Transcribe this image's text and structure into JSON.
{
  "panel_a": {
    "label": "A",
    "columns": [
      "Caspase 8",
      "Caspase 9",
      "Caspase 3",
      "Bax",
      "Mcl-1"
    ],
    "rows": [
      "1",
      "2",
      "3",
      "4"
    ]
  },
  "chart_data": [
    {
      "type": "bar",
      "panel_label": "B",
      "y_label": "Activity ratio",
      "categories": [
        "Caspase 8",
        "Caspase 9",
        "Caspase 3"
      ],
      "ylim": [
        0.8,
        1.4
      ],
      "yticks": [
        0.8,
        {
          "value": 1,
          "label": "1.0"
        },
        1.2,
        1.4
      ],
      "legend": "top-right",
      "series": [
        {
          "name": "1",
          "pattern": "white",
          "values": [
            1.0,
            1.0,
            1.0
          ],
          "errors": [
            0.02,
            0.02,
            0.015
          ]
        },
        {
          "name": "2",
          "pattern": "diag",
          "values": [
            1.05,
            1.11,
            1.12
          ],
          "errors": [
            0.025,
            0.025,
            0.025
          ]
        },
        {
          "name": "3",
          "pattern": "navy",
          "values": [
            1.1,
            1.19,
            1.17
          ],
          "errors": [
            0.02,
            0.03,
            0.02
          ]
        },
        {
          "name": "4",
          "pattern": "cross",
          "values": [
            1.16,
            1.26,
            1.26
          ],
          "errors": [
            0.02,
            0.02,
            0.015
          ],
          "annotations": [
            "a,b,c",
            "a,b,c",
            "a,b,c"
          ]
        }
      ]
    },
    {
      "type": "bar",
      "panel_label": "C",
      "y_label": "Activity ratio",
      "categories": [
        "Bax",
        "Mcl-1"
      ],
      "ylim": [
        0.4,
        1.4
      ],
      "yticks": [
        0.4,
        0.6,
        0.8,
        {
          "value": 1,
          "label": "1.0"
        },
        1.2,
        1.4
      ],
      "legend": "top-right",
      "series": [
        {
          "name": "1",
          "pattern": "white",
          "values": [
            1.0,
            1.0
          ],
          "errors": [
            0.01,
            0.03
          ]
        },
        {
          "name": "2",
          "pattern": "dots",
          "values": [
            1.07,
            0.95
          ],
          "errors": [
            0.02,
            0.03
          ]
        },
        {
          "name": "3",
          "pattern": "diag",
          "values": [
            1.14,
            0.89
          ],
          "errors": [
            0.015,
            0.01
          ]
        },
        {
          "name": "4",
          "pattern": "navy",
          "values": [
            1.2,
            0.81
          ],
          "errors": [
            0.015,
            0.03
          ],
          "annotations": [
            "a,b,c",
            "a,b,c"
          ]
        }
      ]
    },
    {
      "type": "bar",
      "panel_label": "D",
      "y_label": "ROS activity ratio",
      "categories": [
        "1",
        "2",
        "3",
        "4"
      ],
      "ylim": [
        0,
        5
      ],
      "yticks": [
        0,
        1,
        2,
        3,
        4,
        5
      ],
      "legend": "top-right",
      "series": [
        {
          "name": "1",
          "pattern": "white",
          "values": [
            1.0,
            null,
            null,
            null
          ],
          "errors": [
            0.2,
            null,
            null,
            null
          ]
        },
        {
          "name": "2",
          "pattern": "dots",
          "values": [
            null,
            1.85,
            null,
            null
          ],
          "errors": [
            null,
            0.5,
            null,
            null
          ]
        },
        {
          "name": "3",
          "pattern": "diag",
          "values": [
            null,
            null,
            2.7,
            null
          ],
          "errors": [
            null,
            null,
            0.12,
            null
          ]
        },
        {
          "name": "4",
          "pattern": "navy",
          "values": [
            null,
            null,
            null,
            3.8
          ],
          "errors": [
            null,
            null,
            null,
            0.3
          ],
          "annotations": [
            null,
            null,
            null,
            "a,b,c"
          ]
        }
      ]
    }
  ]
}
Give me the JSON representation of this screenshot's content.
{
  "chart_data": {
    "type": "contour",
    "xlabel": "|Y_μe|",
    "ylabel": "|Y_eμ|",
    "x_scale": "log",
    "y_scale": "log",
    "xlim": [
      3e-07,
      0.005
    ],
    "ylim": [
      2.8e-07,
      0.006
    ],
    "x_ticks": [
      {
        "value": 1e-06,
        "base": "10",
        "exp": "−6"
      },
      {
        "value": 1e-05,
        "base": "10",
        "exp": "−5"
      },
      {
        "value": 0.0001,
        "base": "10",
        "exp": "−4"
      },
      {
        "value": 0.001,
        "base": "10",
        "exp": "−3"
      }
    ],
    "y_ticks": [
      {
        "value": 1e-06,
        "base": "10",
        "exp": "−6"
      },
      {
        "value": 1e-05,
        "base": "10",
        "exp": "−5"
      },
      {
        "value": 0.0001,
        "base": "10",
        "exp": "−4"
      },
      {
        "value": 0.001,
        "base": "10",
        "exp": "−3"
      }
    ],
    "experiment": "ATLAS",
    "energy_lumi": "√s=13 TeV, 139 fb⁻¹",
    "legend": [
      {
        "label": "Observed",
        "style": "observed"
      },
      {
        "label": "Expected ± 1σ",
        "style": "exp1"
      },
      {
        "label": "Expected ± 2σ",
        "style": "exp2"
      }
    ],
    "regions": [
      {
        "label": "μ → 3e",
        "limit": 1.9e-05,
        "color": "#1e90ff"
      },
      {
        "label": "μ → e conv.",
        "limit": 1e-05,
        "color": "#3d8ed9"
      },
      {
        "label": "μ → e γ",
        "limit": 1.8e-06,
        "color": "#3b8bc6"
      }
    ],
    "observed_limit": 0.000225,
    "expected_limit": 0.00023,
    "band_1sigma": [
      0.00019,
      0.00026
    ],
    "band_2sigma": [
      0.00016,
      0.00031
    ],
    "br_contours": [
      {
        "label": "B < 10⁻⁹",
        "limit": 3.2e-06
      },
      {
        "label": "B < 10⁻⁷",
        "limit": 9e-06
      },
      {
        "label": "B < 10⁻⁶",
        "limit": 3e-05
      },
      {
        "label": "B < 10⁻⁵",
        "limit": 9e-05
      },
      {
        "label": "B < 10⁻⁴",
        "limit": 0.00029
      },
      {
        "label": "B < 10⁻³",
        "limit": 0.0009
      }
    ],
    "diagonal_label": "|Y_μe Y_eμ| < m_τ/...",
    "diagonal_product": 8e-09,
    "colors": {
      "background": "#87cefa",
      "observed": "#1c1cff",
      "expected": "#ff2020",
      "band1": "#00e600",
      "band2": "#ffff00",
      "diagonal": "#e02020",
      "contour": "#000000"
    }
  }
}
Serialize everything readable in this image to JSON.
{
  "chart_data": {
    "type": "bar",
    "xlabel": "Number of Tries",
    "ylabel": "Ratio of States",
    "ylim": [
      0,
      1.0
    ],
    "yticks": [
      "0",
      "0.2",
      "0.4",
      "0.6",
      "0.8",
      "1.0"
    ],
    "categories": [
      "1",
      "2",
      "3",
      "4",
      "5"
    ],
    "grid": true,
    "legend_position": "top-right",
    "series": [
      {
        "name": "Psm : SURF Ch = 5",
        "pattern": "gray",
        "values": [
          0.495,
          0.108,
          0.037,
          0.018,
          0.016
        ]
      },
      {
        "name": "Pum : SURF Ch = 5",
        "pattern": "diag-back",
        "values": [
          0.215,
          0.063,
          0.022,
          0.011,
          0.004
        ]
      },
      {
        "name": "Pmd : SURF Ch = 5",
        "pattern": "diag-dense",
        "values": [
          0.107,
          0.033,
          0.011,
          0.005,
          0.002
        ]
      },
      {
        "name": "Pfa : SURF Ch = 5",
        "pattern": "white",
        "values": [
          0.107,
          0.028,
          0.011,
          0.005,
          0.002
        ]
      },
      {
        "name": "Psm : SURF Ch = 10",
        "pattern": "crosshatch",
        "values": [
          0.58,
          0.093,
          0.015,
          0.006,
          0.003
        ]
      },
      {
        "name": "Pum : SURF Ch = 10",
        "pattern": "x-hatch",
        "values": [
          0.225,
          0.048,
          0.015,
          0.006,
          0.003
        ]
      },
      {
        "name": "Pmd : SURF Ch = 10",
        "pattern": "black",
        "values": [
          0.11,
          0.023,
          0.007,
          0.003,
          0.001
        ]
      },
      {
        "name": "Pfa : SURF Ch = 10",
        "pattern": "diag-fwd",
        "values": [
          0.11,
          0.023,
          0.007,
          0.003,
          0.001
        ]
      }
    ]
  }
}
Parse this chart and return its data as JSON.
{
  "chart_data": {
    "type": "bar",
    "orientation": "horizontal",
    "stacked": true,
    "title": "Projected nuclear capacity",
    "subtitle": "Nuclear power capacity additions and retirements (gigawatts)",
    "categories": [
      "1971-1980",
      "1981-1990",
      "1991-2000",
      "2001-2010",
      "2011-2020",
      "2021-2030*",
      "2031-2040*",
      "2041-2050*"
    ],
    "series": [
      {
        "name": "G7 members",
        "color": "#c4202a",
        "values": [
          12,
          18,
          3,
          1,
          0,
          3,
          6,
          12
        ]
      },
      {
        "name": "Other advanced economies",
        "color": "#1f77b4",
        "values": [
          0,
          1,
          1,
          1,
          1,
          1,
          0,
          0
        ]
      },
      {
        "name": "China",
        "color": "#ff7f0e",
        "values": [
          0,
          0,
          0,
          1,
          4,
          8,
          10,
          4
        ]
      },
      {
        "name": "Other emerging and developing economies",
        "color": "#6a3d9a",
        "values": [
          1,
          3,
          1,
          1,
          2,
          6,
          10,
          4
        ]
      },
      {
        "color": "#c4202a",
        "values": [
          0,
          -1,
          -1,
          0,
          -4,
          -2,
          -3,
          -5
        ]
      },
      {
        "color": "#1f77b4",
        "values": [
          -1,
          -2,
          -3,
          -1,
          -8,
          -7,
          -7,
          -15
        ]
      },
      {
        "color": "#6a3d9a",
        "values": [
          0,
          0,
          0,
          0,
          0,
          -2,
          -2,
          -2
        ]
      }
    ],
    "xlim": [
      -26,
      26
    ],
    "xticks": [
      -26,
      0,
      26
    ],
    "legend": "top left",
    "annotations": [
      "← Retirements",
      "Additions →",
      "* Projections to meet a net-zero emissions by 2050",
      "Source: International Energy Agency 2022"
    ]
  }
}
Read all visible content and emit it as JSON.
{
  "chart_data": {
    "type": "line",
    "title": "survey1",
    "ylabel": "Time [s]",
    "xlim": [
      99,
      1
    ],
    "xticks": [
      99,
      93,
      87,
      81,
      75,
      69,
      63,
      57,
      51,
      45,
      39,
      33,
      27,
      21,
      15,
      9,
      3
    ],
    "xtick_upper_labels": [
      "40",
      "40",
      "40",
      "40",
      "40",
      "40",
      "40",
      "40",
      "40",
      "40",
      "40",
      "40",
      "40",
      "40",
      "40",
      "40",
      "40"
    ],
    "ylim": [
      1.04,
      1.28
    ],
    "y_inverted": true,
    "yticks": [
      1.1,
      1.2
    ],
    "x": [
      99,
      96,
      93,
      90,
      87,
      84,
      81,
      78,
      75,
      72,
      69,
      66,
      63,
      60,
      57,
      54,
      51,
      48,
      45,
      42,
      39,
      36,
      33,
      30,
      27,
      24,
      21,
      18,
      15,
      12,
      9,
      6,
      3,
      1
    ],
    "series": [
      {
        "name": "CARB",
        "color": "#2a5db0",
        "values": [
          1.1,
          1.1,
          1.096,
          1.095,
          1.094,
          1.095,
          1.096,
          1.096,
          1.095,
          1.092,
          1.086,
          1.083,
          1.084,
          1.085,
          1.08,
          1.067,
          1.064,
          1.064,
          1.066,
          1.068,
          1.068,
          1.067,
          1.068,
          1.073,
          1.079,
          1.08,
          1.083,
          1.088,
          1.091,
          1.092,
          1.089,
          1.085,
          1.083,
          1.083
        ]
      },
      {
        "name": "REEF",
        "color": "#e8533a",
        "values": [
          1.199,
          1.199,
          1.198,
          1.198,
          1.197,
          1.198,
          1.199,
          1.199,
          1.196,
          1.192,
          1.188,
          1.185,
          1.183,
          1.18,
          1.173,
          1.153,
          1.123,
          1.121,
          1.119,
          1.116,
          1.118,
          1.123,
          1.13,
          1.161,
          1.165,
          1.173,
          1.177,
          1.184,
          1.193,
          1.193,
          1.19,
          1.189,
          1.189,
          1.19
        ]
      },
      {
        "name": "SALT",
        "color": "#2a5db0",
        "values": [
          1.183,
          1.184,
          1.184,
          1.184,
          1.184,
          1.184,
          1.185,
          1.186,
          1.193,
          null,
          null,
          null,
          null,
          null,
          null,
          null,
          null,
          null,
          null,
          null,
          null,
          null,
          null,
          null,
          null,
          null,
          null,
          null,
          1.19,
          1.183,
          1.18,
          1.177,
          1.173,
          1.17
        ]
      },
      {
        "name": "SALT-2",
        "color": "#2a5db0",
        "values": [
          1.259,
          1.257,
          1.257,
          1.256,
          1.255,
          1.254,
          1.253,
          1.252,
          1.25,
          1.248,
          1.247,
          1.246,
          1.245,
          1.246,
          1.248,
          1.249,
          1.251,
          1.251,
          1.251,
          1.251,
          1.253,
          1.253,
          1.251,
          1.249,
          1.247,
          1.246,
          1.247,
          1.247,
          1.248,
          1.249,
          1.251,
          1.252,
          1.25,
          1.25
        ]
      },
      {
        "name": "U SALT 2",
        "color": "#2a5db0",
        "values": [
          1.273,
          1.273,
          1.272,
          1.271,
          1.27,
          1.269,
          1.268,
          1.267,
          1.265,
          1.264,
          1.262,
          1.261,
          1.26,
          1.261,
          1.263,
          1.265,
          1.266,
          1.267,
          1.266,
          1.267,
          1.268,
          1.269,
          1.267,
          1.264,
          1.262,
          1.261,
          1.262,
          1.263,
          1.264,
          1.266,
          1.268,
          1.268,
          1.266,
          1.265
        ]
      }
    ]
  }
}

*-*-*

• WHAT IS NEEDED:
Copy every line from the entries that contains the word "JSON".

• EXERCISE SOLUTION:
Transcribe this image's text and structure into JSON.
Give me the JSON representation of this screenshot's content.
Serialize everything readable in this image to JSON.
Parse this chart and return its data as JSON.
Read all visible content and emit it as JSON.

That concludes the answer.